=== Given request ===
Every line of the listing must be reproduced as it stands. Leave the images behind.

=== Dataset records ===
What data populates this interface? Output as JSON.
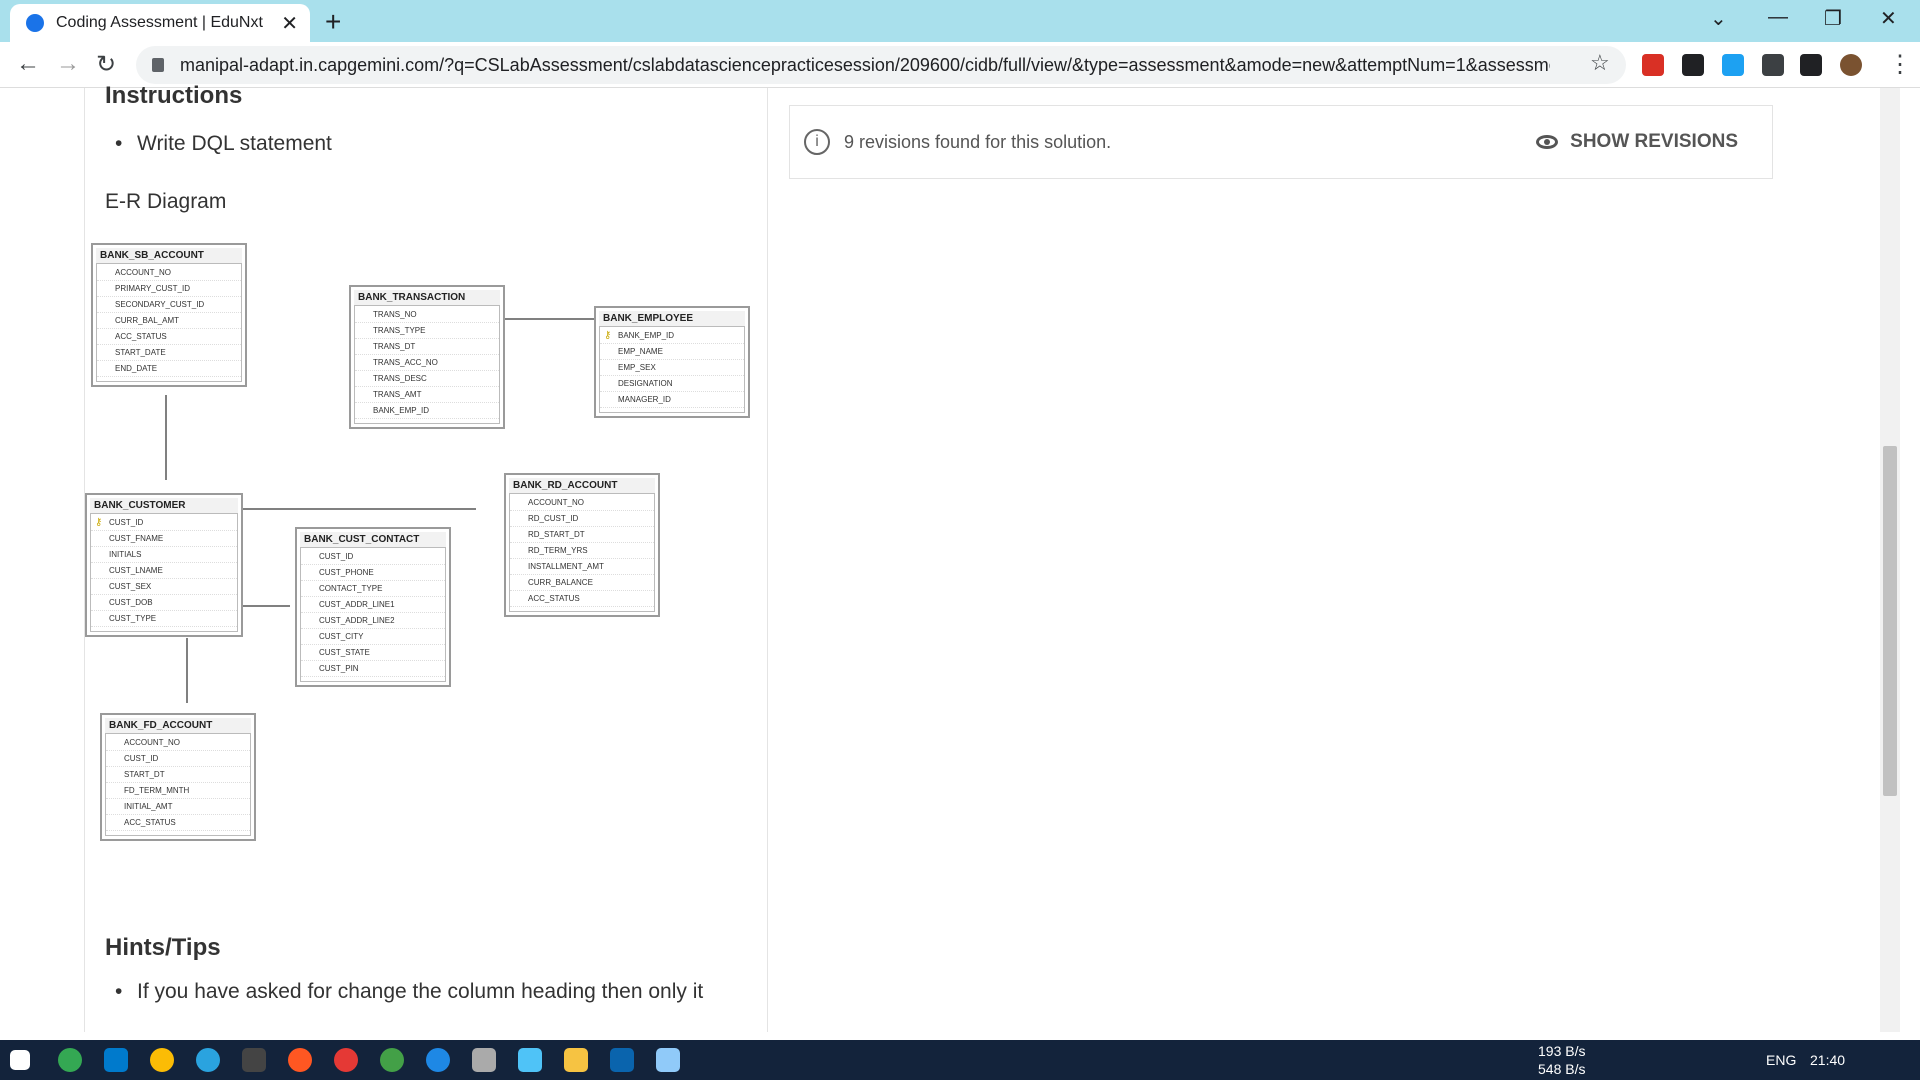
{
  "browser": {
    "tab_title": "Coding Assessment | EduNxt",
    "tab_close": "✕",
    "new_tab": "+",
    "url": "manipal-adapt.in.capgemini.com/?q=CSLabAssessment/cslabdatasciencepracticesession/209600/cidb/full/view/&type=assessment&amode=new&attemptNum=1&assessme..."
  },
  "left": {
    "instructions_heading": "Instructions",
    "instruction_items": [
      "Write DQL statement"
    ],
    "er_title": "E-R Diagram",
    "hints_heading": "Hints/Tips",
    "hint_items": [
      "If you have asked for change the column heading then only it"
    ]
  },
  "er_tables": [
    {
      "name": "BANK_SB_ACCOUNT",
      "cols": [
        "ACCOUNT_NO",
        "PRIMARY_CUST_ID",
        "SECONDARY_CUST_ID",
        "CURR_BAL_AMT",
        "ACC_STATUS",
        "START_DATE",
        "END_DATE"
      ],
      "pk": -1
    },
    {
      "name": "BANK_TRANSACTION",
      "cols": [
        "TRANS_NO",
        "TRANS_TYPE",
        "TRANS_DT",
        "TRANS_ACC_NO",
        "TRANS_DESC",
        "TRANS_AMT",
        "BANK_EMP_ID"
      ],
      "pk": -1
    },
    {
      "name": "BANK_EMPLOYEE",
      "cols": [
        "BANK_EMP_ID",
        "EMP_NAME",
        "EMP_SEX",
        "DESIGNATION",
        "MANAGER_ID"
      ],
      "pk": 0
    },
    {
      "name": "BANK_RD_ACCOUNT",
      "cols": [
        "ACCOUNT_NO",
        "RD_CUST_ID",
        "RD_START_DT",
        "RD_TERM_YRS",
        "INSTALLMENT_AMT",
        "CURR_BALANCE",
        "ACC_STATUS"
      ],
      "pk": -1
    },
    {
      "name": "BANK_CUSTOMER",
      "cols": [
        "CUST_ID",
        "CUST_FNAME",
        "INITIALS",
        "CUST_LNAME",
        "CUST_SEX",
        "CUST_DOB",
        "CUST_TYPE"
      ],
      "pk": 0
    },
    {
      "name": "BANK_CUST_CONTACT",
      "cols": [
        "CUST_ID",
        "CUST_PHONE",
        "CONTACT_TYPE",
        "CUST_ADDR_LINE1",
        "CUST_ADDR_LINE2",
        "CUST_CITY",
        "CUST_STATE",
        "CUST_PIN"
      ],
      "pk": -1
    },
    {
      "name": "BANK_FD_ACCOUNT",
      "cols": [
        "ACCOUNT_NO",
        "CUST_ID",
        "START_DT",
        "FD_TERM_MNTH",
        "INITIAL_AMT",
        "ACC_STATUS"
      ],
      "pk": -1
    }
  ],
  "right": {
    "revisions_text": "9 revisions found for this solution.",
    "show_revisions_label": "SHOW REVISIONS"
  },
  "taskbar": {
    "net_up": "193 B/s",
    "net_down": "548 B/s",
    "lang": "ENG",
    "time": "21:40"
  }
}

=== Task answer ===
What data populates this interface? Output as JSON.
{
  "browser": {
    "tab_title": "Coding Assessment | EduNxt",
    "tab_close": "✕",
    "new_tab": "+",
    "url": "manipal-adapt.in.capgemini.com/?q=CSLabAssessment/cslabdatasciencepracticesession/209600/cidb/full/view/&type=assessment&amode=new&attemptNum=1&assessme..."
  },
  "left": {
    "instructions_heading": "Instructions",
    "instruction_items": [
      "Write DQL statement"
    ],
    "er_title": "E-R Diagram",
    "hints_heading": "Hints/Tips",
    "hint_items": [
      "If you have asked for change the column heading then only it"
    ]
  },
  "er_tables": [
    {
      "name": "BANK_SB_ACCOUNT",
      "cols": [
        "ACCOUNT_NO",
        "PRIMARY_CUST_ID",
        "SECONDARY_CUST_ID",
        "CURR_BAL_AMT",
        "ACC_STATUS",
        "START_DATE",
        "END_DATE"
      ],
      "pk": -1
    },
    {
      "name": "BANK_TRANSACTION",
      "cols": [
        "TRANS_NO",
        "TRANS_TYPE",
        "TRANS_DT",
        "TRANS_ACC_NO",
        "TRANS_DESC",
        "TRANS_AMT",
        "BANK_EMP_ID"
      ],
      "pk": -1
    },
    {
      "name": "BANK_EMPLOYEE",
      "cols": [
        "BANK_EMP_ID",
        "EMP_NAME",
        "EMP_SEX",
        "DESIGNATION",
        "MANAGER_ID"
      ],
      "pk": 0
    },
    {
      "name": "BANK_RD_ACCOUNT",
      "cols": [
        "ACCOUNT_NO",
        "RD_CUST_ID",
        "RD_START_DT",
        "RD_TERM_YRS",
        "INSTALLMENT_AMT",
        "CURR_BALANCE",
        "ACC_STATUS"
      ],
      "pk": -1
    },
    {
      "name": "BANK_CUSTOMER",
      "cols": [
        "CUST_ID",
        "CUST_FNAME",
        "INITIALS",
        "CUST_LNAME",
        "CUST_SEX",
        "CUST_DOB",
        "CUST_TYPE"
      ],
      "pk": 0
    },
    {
      "name": "BANK_CUST_CONTACT",
      "cols": [
        "CUST_ID",
        "CUST_PHONE",
        "CONTACT_TYPE",
        "CUST_ADDR_LINE1",
        "CUST_ADDR_LINE2",
        "CUST_CITY",
        "CUST_STATE",
        "CUST_PIN"
      ],
      "pk": -1
    },
    {
      "name": "BANK_FD_ACCOUNT",
      "cols": [
        "ACCOUNT_NO",
        "CUST_ID",
        "START_DT",
        "FD_TERM_MNTH",
        "INITIAL_AMT",
        "ACC_STATUS"
      ],
      "pk": -1
    }
  ],
  "right": {
    "revisions_text": "9 revisions found for this solution.",
    "show_revisions_label": "SHOW REVISIONS"
  },
  "taskbar": {
    "net_up": "193 B/s",
    "net_down": "548 B/s",
    "lang": "ENG",
    "time": "21:40"
  }
}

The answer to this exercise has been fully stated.